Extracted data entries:
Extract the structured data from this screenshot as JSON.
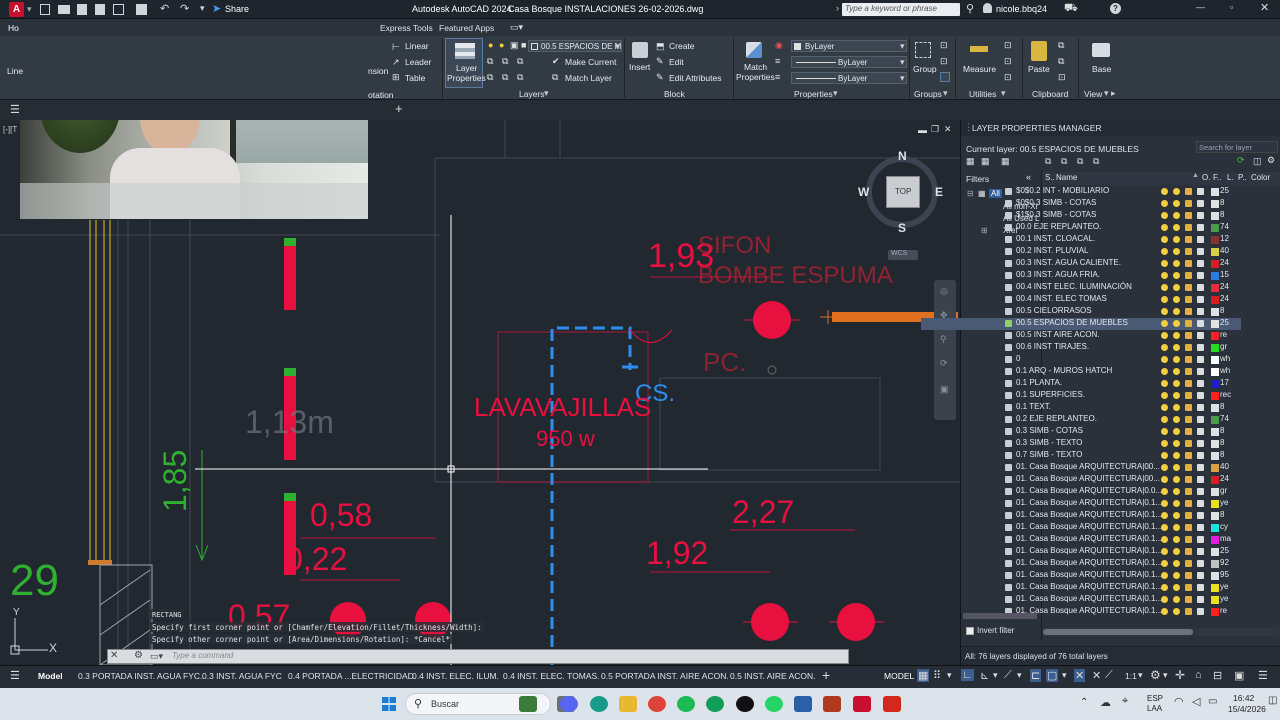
{
  "title_bar": {
    "app_title": "Autodesk AutoCAD 2024",
    "file_title": "Casa Bosque INSTALACIONES 26-02-2026.dwg",
    "share_label": "Share",
    "search_placeholder": "Type a keyword or phrase",
    "user": "nicole.bbq24"
  },
  "ribbon_tabs": [
    "Express Tools",
    "Featured Apps"
  ],
  "ribbon_partial": {
    "home_tab": "Ho",
    "line_label": "Line",
    "dimension_label": "nsion",
    "annotation_label": "otation"
  },
  "ribbon": {
    "annotation": {
      "linear": "Linear",
      "leader": "Leader",
      "table": "Table"
    },
    "layers": {
      "layer_properties": [
        "Layer",
        "Properties"
      ],
      "current_layer": "00.5 ESPACIOS DE M",
      "make_current": "Make Current",
      "match_layer": "Match Layer",
      "group_label": "Layers"
    },
    "block": {
      "insert": "Insert",
      "create": "Create",
      "edit": "Edit",
      "edit_attributes": "Edit Attributes",
      "group_label": "Block"
    },
    "properties": {
      "match": [
        "Match",
        "Properties"
      ],
      "color": "ByLayer",
      "linetype": "ByLayer",
      "lineweight": "ByLayer",
      "group_label": "Properties"
    },
    "groups": {
      "group": "Group",
      "group_label": "Groups"
    },
    "utilities": {
      "measure": "Measure",
      "group_label": "Utilities"
    },
    "clipboard": {
      "paste": "Paste",
      "group_label": "Clipboard"
    },
    "view": {
      "base": "Base",
      "group_label": "View"
    }
  },
  "viewcube": {
    "north": "N",
    "south": "S",
    "east": "E",
    "west": "W",
    "top": "TOP",
    "wcs": "WCS"
  },
  "drawing": {
    "dim_193": "1,93",
    "sifon": "SIFON",
    "bombe_espuma": "BOMBE ESPUMA",
    "pc": "PC.",
    "cs": "CS.",
    "lavavajillas": "LAVAVAJILLAS",
    "watts": "950 w",
    "dim_113": "1,13m",
    "dim_185": "1,85",
    "dim_058": "0,58",
    "dim_022": "0,22",
    "dim_227": "2,27",
    "dim_192": "1,92",
    "dim_29": "29",
    "dim_057": "0,57"
  },
  "command": {
    "history": [
      "RECTANG",
      "Specify first corner point or [Chamfer/Elevation/Fillet/Thickness/Width]:",
      "Specify other corner point or [Area/Dimensions/Rotation]: *Cancel*"
    ],
    "placeholder": "Type a command"
  },
  "lpm": {
    "title": "LAYER PROPERTIES MANAGER",
    "current_layer": "Current layer: 00.5 ESPACIOS DE MUEBLES",
    "search_placeholder": "Search for layer",
    "filters_label": "Filters",
    "filter_tree": [
      "All",
      "All non-Xr",
      "All Used L",
      "Xref"
    ],
    "headers": {
      "s": "S..",
      "name": "Name",
      "o": "O.",
      "f": "F..",
      "l": "L.",
      "p": "P..",
      "color": "Color"
    },
    "layers": [
      {
        "name": "$0$0.2 INT - MOBILIARIO",
        "color": "#e0e0e0",
        "code": "25"
      },
      {
        "name": "$0$0.3 SIMB - COTAS",
        "color": "#e0e0e0",
        "code": "8"
      },
      {
        "name": "$1$0.3 SIMB - COTAS",
        "color": "#e0e0e0",
        "code": "8"
      },
      {
        "name": "00.0 EJE REPLANTEO.",
        "color": "#4a9a4a",
        "code": "74"
      },
      {
        "name": "00.1 INST. CLOACAL.",
        "color": "#8a3030",
        "code": "12"
      },
      {
        "name": "00.2 INST. PLUVIAL",
        "color": "#d8d040",
        "code": "40"
      },
      {
        "name": "00.3 INST. AGUA CALIENTE.",
        "color": "#d02020",
        "code": "24"
      },
      {
        "name": "00.3 INST. AGUA FRIA.",
        "color": "#2a7ae0",
        "code": "15"
      },
      {
        "name": "00.4 INST ELEC. ILUMINACIÓN",
        "color": "#e03040",
        "code": "24"
      },
      {
        "name": "00.4 INST. ELEC TOMAS",
        "color": "#d02020",
        "code": "24"
      },
      {
        "name": "00.5 CIELORRASOS",
        "color": "#e0e0e0",
        "code": "8"
      },
      {
        "name": "00.5 ESPACIOS DE MUEBLES",
        "color": "#e0e0e0",
        "code": "25",
        "selected": true
      },
      {
        "name": "00.5 INST AIRE ACON.",
        "color": "#ff2020",
        "code": "re"
      },
      {
        "name": "00.6 INST TIRAJES.",
        "color": "#20e020",
        "code": "gr"
      },
      {
        "name": "0",
        "color": "#ffffff",
        "code": "wh"
      },
      {
        "name": "0.1 ARQ - MUROS HATCH",
        "color": "#ffffff",
        "code": "wh"
      },
      {
        "name": "0.1 PLANTA.",
        "color": "#2020c0",
        "code": "17"
      },
      {
        "name": "0.1 SUPERFICIES.",
        "color": "#ff2020",
        "code": "rec"
      },
      {
        "name": "0.1 TEXT.",
        "color": "#e0e0e0",
        "code": "8"
      },
      {
        "name": "0.2 EJE REPLANTEO.",
        "color": "#4a9a4a",
        "code": "74"
      },
      {
        "name": "0.3 SIMB - COTAS",
        "color": "#e0e0e0",
        "code": "8"
      },
      {
        "name": "0.3 SIMB - TEXTO",
        "color": "#e0e0e0",
        "code": "8"
      },
      {
        "name": "0.7 SIMB - TEXTO",
        "color": "#e0e0e0",
        "code": "8"
      },
      {
        "name": "01. Casa Bosque ARQUITECTURA|00...",
        "color": "#d8a040",
        "code": "40"
      },
      {
        "name": "01. Casa Bosque ARQUITECTURA|00...",
        "color": "#d02020",
        "code": "24"
      },
      {
        "name": "01. Casa Bosque ARQUITECTURA|0.0...",
        "color": "#e0e0e0",
        "code": "gr"
      },
      {
        "name": "01. Casa Bosque ARQUITECTURA|0.1...",
        "color": "#e8e020",
        "code": "ye"
      },
      {
        "name": "01. Casa Bosque ARQUITECTURA|0.1...",
        "color": "#e0e0e0",
        "code": "8"
      },
      {
        "name": "01. Casa Bosque ARQUITECTURA|0.1...",
        "color": "#20e0e0",
        "code": "cy"
      },
      {
        "name": "01. Casa Bosque ARQUITECTURA|0.1...",
        "color": "#e020e0",
        "code": "ma"
      },
      {
        "name": "01. Casa Bosque ARQUITECTURA|0.1...",
        "color": "#e0e0e0",
        "code": "25"
      },
      {
        "name": "01. Casa Bosque ARQUITECTURA|0.1...",
        "color": "#c0c0c0",
        "code": "92"
      },
      {
        "name": "01. Casa Bosque ARQUITECTURA|0.1...",
        "color": "#e0e0e0",
        "code": "95"
      },
      {
        "name": "01. Casa Bosque ARQUITECTURA|0.1...",
        "color": "#e8e020",
        "code": "ye"
      },
      {
        "name": "01. Casa Bosque ARQUITECTURA|0.1...",
        "color": "#e8e020",
        "code": "ye"
      },
      {
        "name": "01. Casa Bosque ARQUITECTURA|0.1...",
        "color": "#ff2020",
        "code": "re"
      }
    ],
    "invert_filter": "Invert filter",
    "status": "All: 76 layers displayed of 76 total layers"
  },
  "layout_tabs": [
    "Model",
    "0.3 PORTADA INST. AGUA FYC.",
    "0.3 INST. AGUA FYC",
    "0.4 PORTADA ...ELECTRICIDAD.",
    "0.4 INST. ELEC. ILUM.",
    "0.4 INST. ELEC. TOMAS.",
    "0.5 PORTADA INST. AIRE ACON.",
    "0.5 INST. AIRE ACON."
  ],
  "status_bar": {
    "model": "MODEL",
    "scale": "1:1"
  },
  "taskbar": {
    "search": "Buscar",
    "lang": "ESP",
    "lang2": "LAA",
    "time": "16:42",
    "date": "15/4/2026"
  }
}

* [Exercise directions]:
Transcribe the material exactly, and leave out whatever pictures it holds.

* [Solved problem]:
Extract the structured data from this screenshot as JSON.
{
  "title_bar": {
    "app_title": "Autodesk AutoCAD 2024",
    "file_title": "Casa Bosque INSTALACIONES 26-02-2026.dwg",
    "share_label": "Share",
    "search_placeholder": "Type a keyword or phrase",
    "user": "nicole.bbq24"
  },
  "ribbon_tabs": [
    "Express Tools",
    "Featured Apps"
  ],
  "ribbon_partial": {
    "home_tab": "Ho",
    "line_label": "Line",
    "dimension_label": "nsion",
    "annotation_label": "otation"
  },
  "ribbon": {
    "annotation": {
      "linear": "Linear",
      "leader": "Leader",
      "table": "Table"
    },
    "layers": {
      "layer_properties": [
        "Layer",
        "Properties"
      ],
      "current_layer": "00.5 ESPACIOS DE M",
      "make_current": "Make Current",
      "match_layer": "Match Layer",
      "group_label": "Layers"
    },
    "block": {
      "insert": "Insert",
      "create": "Create",
      "edit": "Edit",
      "edit_attributes": "Edit Attributes",
      "group_label": "Block"
    },
    "properties": {
      "match": [
        "Match",
        "Properties"
      ],
      "color": "ByLayer",
      "linetype": "ByLayer",
      "lineweight": "ByLayer",
      "group_label": "Properties"
    },
    "groups": {
      "group": "Group",
      "group_label": "Groups"
    },
    "utilities": {
      "measure": "Measure",
      "group_label": "Utilities"
    },
    "clipboard": {
      "paste": "Paste",
      "group_label": "Clipboard"
    },
    "view": {
      "base": "Base",
      "group_label": "View"
    }
  },
  "viewcube": {
    "north": "N",
    "south": "S",
    "east": "E",
    "west": "W",
    "top": "TOP",
    "wcs": "WCS"
  },
  "drawing": {
    "dim_193": "1,93",
    "sifon": "SIFON",
    "bombe_espuma": "BOMBE ESPUMA",
    "pc": "PC.",
    "cs": "CS.",
    "lavavajillas": "LAVAVAJILLAS",
    "watts": "950 w",
    "dim_113": "1,13m",
    "dim_185": "1,85",
    "dim_058": "0,58",
    "dim_022": "0,22",
    "dim_227": "2,27",
    "dim_192": "1,92",
    "dim_29": "29",
    "dim_057": "0,57"
  },
  "command": {
    "history": [
      "RECTANG",
      "Specify first corner point or [Chamfer/Elevation/Fillet/Thickness/Width]:",
      "Specify other corner point or [Area/Dimensions/Rotation]: *Cancel*"
    ],
    "placeholder": "Type a command"
  },
  "lpm": {
    "title": "LAYER PROPERTIES MANAGER",
    "current_layer": "Current layer: 00.5 ESPACIOS DE MUEBLES",
    "search_placeholder": "Search for layer",
    "filters_label": "Filters",
    "filter_tree": [
      "All",
      "All non-Xr",
      "All Used L",
      "Xref"
    ],
    "headers": {
      "s": "S..",
      "name": "Name",
      "o": "O.",
      "f": "F..",
      "l": "L.",
      "p": "P..",
      "color": "Color"
    },
    "layers": [
      {
        "name": "$0$0.2 INT - MOBILIARIO",
        "color": "#e0e0e0",
        "code": "25"
      },
      {
        "name": "$0$0.3 SIMB - COTAS",
        "color": "#e0e0e0",
        "code": "8"
      },
      {
        "name": "$1$0.3 SIMB - COTAS",
        "color": "#e0e0e0",
        "code": "8"
      },
      {
        "name": "00.0 EJE REPLANTEO.",
        "color": "#4a9a4a",
        "code": "74"
      },
      {
        "name": "00.1 INST. CLOACAL.",
        "color": "#8a3030",
        "code": "12"
      },
      {
        "name": "00.2 INST. PLUVIAL",
        "color": "#d8d040",
        "code": "40"
      },
      {
        "name": "00.3 INST. AGUA CALIENTE.",
        "color": "#d02020",
        "code": "24"
      },
      {
        "name": "00.3 INST. AGUA FRIA.",
        "color": "#2a7ae0",
        "code": "15"
      },
      {
        "name": "00.4 INST ELEC. ILUMINACIÓN",
        "color": "#e03040",
        "code": "24"
      },
      {
        "name": "00.4 INST. ELEC TOMAS",
        "color": "#d02020",
        "code": "24"
      },
      {
        "name": "00.5 CIELORRASOS",
        "color": "#e0e0e0",
        "code": "8"
      },
      {
        "name": "00.5 ESPACIOS DE MUEBLES",
        "color": "#e0e0e0",
        "code": "25",
        "selected": true
      },
      {
        "name": "00.5 INST AIRE ACON.",
        "color": "#ff2020",
        "code": "re"
      },
      {
        "name": "00.6 INST TIRAJES.",
        "color": "#20e020",
        "code": "gr"
      },
      {
        "name": "0",
        "color": "#ffffff",
        "code": "wh"
      },
      {
        "name": "0.1 ARQ - MUROS HATCH",
        "color": "#ffffff",
        "code": "wh"
      },
      {
        "name": "0.1 PLANTA.",
        "color": "#2020c0",
        "code": "17"
      },
      {
        "name": "0.1 SUPERFICIES.",
        "color": "#ff2020",
        "code": "rec"
      },
      {
        "name": "0.1 TEXT.",
        "color": "#e0e0e0",
        "code": "8"
      },
      {
        "name": "0.2 EJE REPLANTEO.",
        "color": "#4a9a4a",
        "code": "74"
      },
      {
        "name": "0.3 SIMB - COTAS",
        "color": "#e0e0e0",
        "code": "8"
      },
      {
        "name": "0.3 SIMB - TEXTO",
        "color": "#e0e0e0",
        "code": "8"
      },
      {
        "name": "0.7 SIMB - TEXTO",
        "color": "#e0e0e0",
        "code": "8"
      },
      {
        "name": "01. Casa Bosque ARQUITECTURA|00...",
        "color": "#d8a040",
        "code": "40"
      },
      {
        "name": "01. Casa Bosque ARQUITECTURA|00...",
        "color": "#d02020",
        "code": "24"
      },
      {
        "name": "01. Casa Bosque ARQUITECTURA|0.0...",
        "color": "#e0e0e0",
        "code": "gr"
      },
      {
        "name": "01. Casa Bosque ARQUITECTURA|0.1...",
        "color": "#e8e020",
        "code": "ye"
      },
      {
        "name": "01. Casa Bosque ARQUITECTURA|0.1...",
        "color": "#e0e0e0",
        "code": "8"
      },
      {
        "name": "01. Casa Bosque ARQUITECTURA|0.1...",
        "color": "#20e0e0",
        "code": "cy"
      },
      {
        "name": "01. Casa Bosque ARQUITECTURA|0.1...",
        "color": "#e020e0",
        "code": "ma"
      },
      {
        "name": "01. Casa Bosque ARQUITECTURA|0.1...",
        "color": "#e0e0e0",
        "code": "25"
      },
      {
        "name": "01. Casa Bosque ARQUITECTURA|0.1...",
        "color": "#c0c0c0",
        "code": "92"
      },
      {
        "name": "01. Casa Bosque ARQUITECTURA|0.1...",
        "color": "#e0e0e0",
        "code": "95"
      },
      {
        "name": "01. Casa Bosque ARQUITECTURA|0.1...",
        "color": "#e8e020",
        "code": "ye"
      },
      {
        "name": "01. Casa Bosque ARQUITECTURA|0.1...",
        "color": "#e8e020",
        "code": "ye"
      },
      {
        "name": "01. Casa Bosque ARQUITECTURA|0.1...",
        "color": "#ff2020",
        "code": "re"
      }
    ],
    "invert_filter": "Invert filter",
    "status": "All: 76 layers displayed of 76 total layers"
  },
  "layout_tabs": [
    "Model",
    "0.3 PORTADA INST. AGUA FYC.",
    "0.3 INST. AGUA FYC",
    "0.4 PORTADA ...ELECTRICIDAD.",
    "0.4 INST. ELEC. ILUM.",
    "0.4 INST. ELEC. TOMAS.",
    "0.5 PORTADA INST. AIRE ACON.",
    "0.5 INST. AIRE ACON."
  ],
  "status_bar": {
    "model": "MODEL",
    "scale": "1:1"
  },
  "taskbar": {
    "search": "Buscar",
    "lang": "ESP",
    "lang2": "LAA",
    "time": "16:42",
    "date": "15/4/2026"
  }
}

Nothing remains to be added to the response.